Collection entries:
^^^^^^^^

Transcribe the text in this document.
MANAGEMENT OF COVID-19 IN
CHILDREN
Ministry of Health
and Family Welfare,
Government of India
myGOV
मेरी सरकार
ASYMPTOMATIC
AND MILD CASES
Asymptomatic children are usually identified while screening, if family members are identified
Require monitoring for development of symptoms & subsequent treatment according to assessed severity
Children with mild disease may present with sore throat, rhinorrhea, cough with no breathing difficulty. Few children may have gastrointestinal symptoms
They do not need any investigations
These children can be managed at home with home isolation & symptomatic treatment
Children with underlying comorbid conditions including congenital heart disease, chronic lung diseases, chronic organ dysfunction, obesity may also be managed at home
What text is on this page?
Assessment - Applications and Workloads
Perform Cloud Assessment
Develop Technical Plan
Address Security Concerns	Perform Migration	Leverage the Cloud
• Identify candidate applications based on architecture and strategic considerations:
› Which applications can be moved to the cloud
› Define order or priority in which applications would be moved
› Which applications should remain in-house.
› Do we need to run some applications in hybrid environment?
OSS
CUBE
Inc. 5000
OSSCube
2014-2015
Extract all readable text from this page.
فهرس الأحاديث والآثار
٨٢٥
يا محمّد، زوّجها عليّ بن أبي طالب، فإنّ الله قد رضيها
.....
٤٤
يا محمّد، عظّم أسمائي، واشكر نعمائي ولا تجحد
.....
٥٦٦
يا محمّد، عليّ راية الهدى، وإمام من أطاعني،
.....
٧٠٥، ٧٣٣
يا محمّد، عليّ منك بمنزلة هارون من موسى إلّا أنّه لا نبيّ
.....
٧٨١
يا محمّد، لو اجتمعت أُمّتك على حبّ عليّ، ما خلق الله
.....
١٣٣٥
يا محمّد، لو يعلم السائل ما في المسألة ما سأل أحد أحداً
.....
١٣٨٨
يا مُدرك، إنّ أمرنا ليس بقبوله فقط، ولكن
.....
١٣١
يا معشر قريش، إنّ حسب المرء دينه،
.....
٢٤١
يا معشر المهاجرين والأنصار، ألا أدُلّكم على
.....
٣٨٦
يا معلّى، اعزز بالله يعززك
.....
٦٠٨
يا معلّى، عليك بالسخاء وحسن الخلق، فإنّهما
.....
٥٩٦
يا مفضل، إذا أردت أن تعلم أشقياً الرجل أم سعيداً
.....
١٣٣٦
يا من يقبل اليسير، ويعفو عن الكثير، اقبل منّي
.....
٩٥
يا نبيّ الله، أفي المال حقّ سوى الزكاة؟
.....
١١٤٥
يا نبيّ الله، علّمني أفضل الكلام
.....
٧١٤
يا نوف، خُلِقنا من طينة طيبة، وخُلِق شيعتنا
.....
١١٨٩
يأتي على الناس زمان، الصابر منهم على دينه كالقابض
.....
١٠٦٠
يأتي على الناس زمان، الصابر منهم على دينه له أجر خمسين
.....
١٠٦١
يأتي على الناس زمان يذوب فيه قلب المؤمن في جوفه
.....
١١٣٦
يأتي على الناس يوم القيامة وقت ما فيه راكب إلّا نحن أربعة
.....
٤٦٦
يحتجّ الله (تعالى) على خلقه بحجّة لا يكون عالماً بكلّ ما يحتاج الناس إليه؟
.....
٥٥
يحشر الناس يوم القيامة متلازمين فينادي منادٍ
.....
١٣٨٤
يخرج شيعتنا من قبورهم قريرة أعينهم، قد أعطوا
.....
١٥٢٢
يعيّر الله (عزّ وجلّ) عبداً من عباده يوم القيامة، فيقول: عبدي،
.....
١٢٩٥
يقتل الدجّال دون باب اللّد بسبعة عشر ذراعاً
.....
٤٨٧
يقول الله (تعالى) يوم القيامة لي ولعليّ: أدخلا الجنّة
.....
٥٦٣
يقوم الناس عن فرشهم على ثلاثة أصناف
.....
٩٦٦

^^^^^^^^

For each line in the data above that contains the string "منهم", extract the line.

[Written response]
يأتي على الناس زمان، الصابر منهم على دينه كالقابض
يأتي على الناس زمان، الصابر منهم على دينه له أجر خمسين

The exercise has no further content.